[Dataset entries]
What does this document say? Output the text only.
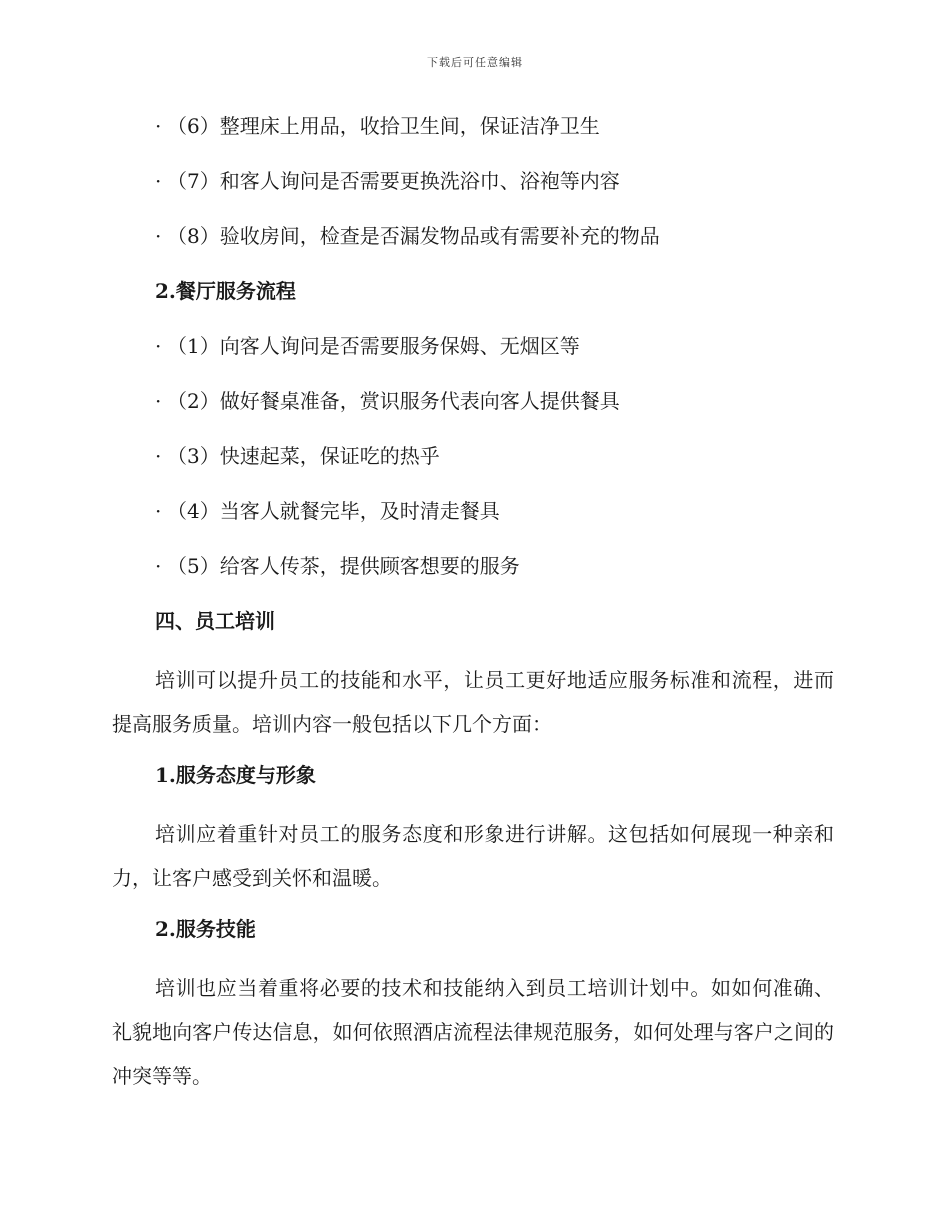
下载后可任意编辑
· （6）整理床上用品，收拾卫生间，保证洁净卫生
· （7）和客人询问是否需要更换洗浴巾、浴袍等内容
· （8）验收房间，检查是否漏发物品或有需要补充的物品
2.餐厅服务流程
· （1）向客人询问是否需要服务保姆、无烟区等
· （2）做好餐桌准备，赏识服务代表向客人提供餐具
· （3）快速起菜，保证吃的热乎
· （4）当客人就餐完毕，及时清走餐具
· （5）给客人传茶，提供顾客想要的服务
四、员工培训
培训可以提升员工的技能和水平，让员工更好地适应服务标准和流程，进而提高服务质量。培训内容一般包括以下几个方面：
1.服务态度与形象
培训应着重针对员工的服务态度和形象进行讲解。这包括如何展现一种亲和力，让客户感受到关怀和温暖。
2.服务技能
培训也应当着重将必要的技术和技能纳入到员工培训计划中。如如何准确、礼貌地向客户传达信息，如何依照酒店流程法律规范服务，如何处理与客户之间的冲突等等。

==

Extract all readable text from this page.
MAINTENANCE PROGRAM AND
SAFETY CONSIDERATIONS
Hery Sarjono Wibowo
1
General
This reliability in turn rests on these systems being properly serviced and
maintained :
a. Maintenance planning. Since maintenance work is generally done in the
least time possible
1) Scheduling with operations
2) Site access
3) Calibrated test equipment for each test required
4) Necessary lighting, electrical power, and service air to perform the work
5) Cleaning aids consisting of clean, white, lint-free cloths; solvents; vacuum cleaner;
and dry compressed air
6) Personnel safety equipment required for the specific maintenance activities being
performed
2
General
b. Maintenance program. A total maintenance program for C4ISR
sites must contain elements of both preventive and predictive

* * *

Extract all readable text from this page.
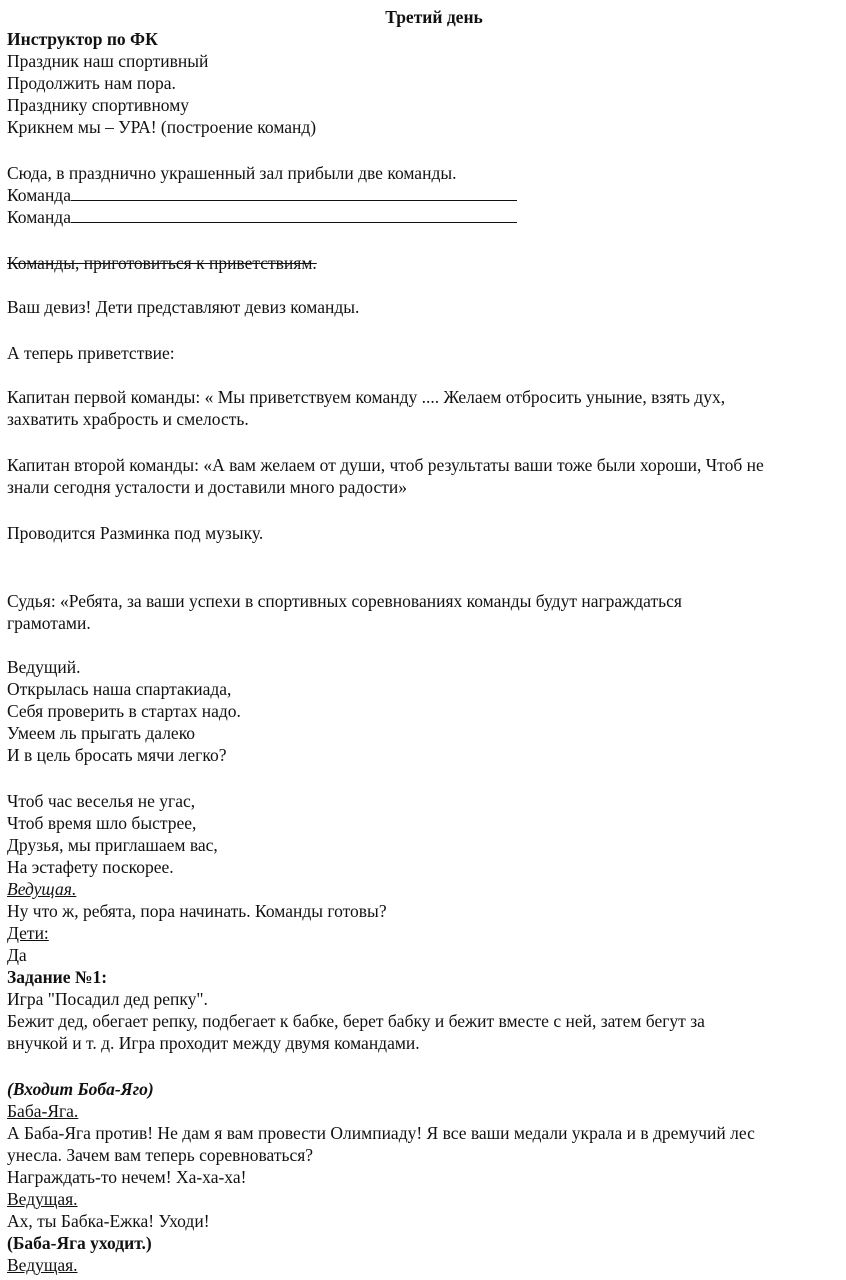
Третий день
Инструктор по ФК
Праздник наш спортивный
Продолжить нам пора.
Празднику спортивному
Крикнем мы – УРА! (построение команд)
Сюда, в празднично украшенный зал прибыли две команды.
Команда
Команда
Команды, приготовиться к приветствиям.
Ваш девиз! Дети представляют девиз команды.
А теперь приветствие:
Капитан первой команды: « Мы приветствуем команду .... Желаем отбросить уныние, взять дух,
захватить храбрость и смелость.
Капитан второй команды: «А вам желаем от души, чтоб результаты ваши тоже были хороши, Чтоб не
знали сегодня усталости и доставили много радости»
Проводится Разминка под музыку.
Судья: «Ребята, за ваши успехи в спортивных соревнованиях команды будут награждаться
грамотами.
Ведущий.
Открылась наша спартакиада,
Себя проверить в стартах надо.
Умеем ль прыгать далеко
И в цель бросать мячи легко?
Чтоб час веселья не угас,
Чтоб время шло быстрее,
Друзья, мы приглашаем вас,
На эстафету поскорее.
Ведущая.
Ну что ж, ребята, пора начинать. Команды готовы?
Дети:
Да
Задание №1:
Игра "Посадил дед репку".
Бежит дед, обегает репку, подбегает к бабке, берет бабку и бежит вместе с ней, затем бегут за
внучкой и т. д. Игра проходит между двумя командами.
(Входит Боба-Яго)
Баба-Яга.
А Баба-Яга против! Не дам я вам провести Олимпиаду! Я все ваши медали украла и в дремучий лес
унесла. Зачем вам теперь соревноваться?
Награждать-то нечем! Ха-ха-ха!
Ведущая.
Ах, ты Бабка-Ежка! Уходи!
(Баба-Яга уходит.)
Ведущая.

● **Task**: The answer is a single number: how many lines include the word "Дети"?

● **Result for this exercise**: 2